(AIM)
Select all lines in the records that include "this".
═══ EXCERPTED RECORDS
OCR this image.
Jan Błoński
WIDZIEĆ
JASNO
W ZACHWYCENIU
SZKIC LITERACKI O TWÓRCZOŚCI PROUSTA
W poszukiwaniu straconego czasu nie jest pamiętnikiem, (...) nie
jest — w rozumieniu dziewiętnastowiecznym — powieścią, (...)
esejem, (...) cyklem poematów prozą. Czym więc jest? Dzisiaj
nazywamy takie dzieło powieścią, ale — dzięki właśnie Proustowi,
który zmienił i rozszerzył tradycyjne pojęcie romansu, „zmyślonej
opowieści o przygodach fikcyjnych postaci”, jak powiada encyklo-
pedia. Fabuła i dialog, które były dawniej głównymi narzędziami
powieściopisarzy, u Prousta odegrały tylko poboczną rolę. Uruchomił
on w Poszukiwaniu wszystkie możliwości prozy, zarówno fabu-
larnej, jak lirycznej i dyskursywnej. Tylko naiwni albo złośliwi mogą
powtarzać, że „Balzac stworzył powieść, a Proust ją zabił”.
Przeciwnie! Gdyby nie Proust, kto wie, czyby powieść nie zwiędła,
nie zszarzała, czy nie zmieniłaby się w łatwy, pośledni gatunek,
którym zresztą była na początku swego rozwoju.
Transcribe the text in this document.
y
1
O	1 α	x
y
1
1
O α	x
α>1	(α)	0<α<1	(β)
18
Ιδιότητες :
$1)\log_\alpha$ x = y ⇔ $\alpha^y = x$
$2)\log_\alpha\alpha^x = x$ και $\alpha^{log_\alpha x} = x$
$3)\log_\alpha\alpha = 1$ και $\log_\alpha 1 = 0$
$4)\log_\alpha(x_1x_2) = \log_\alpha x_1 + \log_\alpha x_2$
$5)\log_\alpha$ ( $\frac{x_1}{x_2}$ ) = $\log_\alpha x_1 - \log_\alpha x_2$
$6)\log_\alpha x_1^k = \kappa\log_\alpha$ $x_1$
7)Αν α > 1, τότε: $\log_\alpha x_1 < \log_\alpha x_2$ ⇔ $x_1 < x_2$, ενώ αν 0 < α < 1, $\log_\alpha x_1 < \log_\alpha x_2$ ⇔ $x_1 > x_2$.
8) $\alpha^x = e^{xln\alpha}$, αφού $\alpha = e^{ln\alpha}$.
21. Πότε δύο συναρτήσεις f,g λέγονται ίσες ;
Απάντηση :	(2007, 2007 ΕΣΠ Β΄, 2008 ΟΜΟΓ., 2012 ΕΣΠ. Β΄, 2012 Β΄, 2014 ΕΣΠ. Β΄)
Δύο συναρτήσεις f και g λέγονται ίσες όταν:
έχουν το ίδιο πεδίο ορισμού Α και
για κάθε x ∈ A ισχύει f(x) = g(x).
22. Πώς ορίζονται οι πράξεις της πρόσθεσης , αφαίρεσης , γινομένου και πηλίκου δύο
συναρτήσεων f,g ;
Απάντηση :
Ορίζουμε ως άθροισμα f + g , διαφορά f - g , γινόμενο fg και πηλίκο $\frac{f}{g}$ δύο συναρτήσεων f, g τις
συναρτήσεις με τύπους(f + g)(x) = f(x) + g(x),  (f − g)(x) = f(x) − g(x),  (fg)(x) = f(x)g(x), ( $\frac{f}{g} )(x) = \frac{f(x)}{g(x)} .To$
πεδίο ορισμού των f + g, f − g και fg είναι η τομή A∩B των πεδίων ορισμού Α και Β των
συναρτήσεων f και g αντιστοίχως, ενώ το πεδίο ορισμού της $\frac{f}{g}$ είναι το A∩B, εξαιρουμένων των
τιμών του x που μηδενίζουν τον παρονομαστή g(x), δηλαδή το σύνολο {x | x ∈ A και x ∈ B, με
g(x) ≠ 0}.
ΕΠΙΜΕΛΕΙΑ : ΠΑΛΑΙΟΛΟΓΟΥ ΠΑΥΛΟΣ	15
══════
(EXERCISE OUTPUT)
OCR this image.
Transcribe the text in this document.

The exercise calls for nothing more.